* **Exercise brief**
Collect all the lines that mention the word "this".

* **Input material**
╔══

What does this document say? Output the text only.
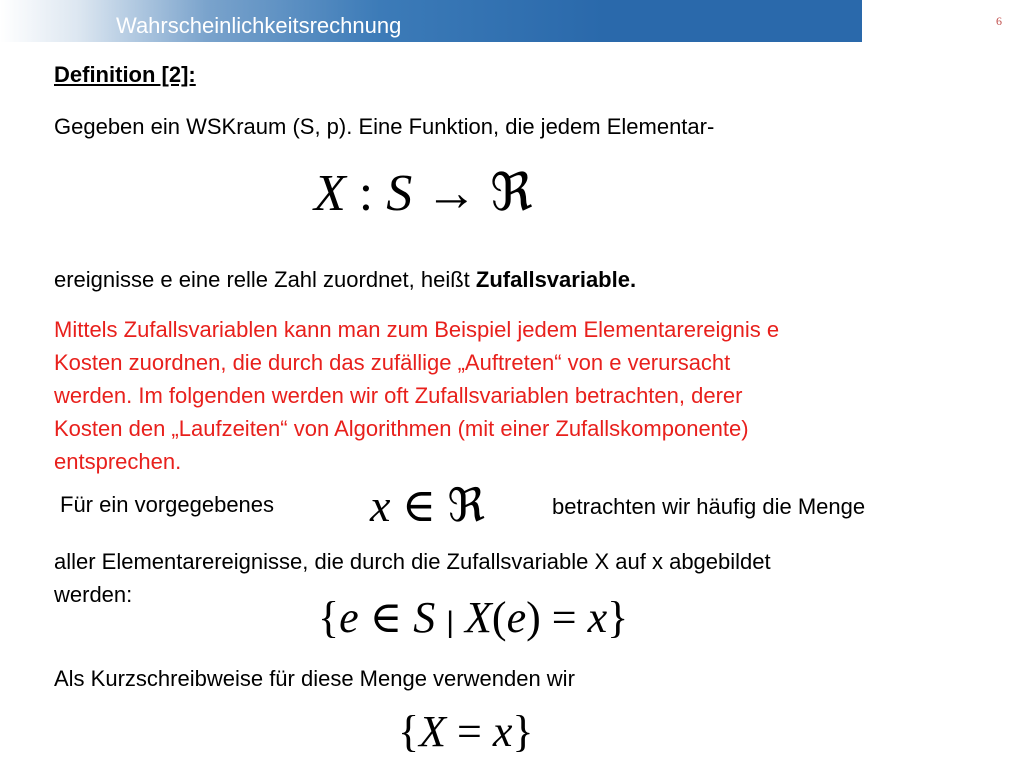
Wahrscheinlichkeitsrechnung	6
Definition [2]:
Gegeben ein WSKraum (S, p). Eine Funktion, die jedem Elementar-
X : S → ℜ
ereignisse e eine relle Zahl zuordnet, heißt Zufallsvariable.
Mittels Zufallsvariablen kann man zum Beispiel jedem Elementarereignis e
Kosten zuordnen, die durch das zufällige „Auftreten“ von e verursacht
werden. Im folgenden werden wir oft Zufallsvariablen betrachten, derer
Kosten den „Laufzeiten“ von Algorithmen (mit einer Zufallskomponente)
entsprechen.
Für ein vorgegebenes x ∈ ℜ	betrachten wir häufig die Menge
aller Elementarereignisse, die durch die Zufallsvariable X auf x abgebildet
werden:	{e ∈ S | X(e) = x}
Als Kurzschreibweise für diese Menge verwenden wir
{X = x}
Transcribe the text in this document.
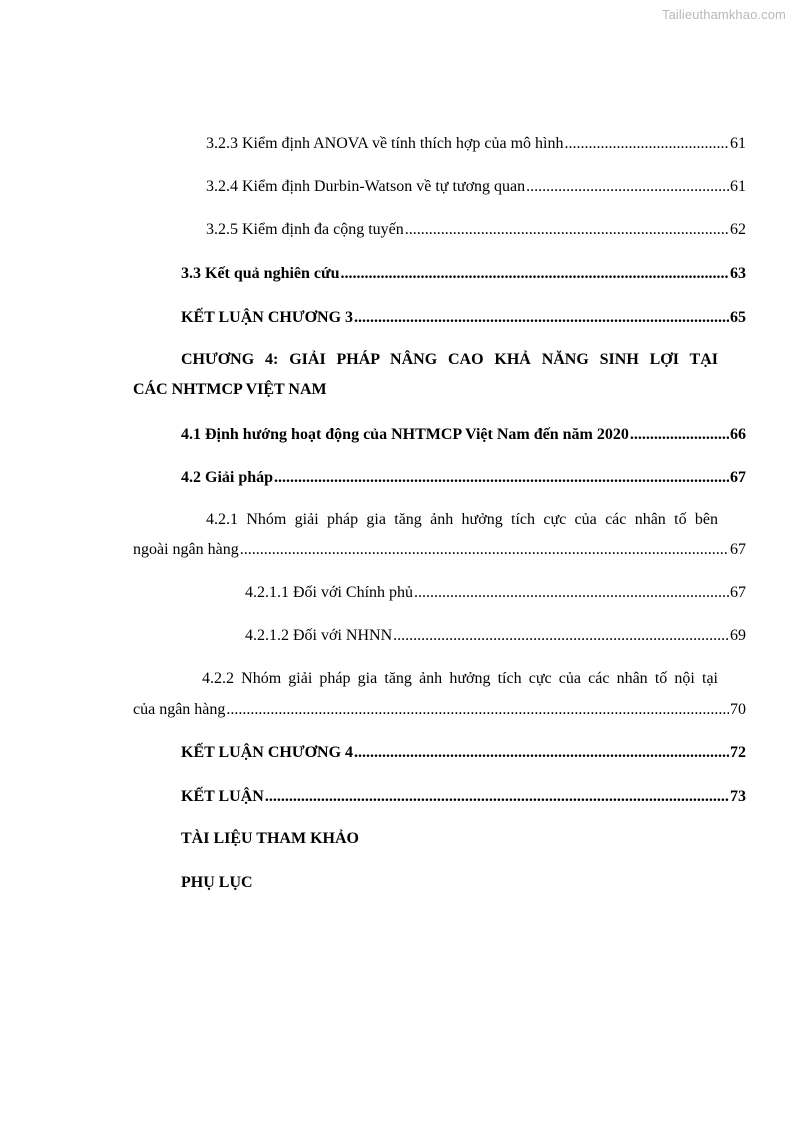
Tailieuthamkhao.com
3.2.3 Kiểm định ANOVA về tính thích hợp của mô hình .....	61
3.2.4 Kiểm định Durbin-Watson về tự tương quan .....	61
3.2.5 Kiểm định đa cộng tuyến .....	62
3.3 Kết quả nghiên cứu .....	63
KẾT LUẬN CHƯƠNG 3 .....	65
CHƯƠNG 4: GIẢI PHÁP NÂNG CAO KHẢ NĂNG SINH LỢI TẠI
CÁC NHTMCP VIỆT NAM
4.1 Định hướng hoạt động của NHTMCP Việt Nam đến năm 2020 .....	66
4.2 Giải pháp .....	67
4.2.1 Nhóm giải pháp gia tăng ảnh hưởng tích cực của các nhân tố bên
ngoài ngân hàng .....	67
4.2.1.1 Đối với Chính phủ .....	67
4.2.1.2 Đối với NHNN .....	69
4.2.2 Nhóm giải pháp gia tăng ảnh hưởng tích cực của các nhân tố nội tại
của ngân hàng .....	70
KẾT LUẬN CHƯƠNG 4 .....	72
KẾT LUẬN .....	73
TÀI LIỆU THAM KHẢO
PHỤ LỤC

╚══

* **Exercise solution**
What does this document say? Output the text only.
Transcribe the text in this document.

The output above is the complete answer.